Start of Supplied material
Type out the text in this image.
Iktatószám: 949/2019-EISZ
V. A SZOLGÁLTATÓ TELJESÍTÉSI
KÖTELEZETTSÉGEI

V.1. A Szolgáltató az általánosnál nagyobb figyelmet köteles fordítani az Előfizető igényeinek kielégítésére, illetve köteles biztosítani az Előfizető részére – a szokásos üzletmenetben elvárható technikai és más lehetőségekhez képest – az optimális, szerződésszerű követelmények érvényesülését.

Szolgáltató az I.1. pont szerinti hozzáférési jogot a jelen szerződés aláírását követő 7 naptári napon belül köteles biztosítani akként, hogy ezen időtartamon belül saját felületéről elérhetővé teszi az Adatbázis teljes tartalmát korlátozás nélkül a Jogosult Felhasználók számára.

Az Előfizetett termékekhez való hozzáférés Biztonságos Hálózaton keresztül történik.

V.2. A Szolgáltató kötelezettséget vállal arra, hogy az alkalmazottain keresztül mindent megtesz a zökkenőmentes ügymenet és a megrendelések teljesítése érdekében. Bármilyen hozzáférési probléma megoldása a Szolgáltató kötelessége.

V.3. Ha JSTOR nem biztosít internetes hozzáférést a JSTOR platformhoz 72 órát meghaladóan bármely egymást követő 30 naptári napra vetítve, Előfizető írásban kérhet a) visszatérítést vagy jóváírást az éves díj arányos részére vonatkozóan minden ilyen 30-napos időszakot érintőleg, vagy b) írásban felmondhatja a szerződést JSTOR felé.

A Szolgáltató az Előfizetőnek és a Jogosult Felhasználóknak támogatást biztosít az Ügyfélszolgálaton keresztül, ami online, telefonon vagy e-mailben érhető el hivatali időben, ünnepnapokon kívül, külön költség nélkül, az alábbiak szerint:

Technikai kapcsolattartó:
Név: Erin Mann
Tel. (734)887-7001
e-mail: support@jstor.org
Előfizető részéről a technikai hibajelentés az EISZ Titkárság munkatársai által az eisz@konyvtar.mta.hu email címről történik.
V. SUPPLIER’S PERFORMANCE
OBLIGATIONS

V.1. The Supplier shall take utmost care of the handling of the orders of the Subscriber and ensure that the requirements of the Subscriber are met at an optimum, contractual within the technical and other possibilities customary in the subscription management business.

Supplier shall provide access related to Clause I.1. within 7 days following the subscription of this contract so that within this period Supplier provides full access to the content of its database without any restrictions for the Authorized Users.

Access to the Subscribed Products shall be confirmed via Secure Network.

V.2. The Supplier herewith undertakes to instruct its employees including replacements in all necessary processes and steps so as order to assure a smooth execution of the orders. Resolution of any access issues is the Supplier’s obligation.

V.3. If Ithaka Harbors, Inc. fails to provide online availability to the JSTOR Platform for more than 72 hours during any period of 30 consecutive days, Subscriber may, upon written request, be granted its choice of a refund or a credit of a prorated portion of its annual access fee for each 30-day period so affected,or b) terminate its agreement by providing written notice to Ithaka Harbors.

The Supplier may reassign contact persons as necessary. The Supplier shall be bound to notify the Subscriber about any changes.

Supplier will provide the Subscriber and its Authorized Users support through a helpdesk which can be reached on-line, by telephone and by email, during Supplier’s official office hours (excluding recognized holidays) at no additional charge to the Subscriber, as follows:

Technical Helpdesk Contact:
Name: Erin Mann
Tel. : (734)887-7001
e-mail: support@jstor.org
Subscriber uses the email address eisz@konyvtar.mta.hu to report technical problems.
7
End of Supplied material
• Given exercise: Identify every line above with the string "Users" in it. Copy those lines.

• Response below:
Supplier shall provide access related to Clause I.1. within 7 days following the subscription of this contract so that within this period Supplier provides full access to the content of its database without any restrictions for the Authorized Users.
Supplier will provide the Subscriber and its Authorized Users support through a helpdesk which can be reached on-line, by telephone and by email, during Supplier’s official office hours (excluding recognized holidays) at no additional charge to the Subscriber, as follows:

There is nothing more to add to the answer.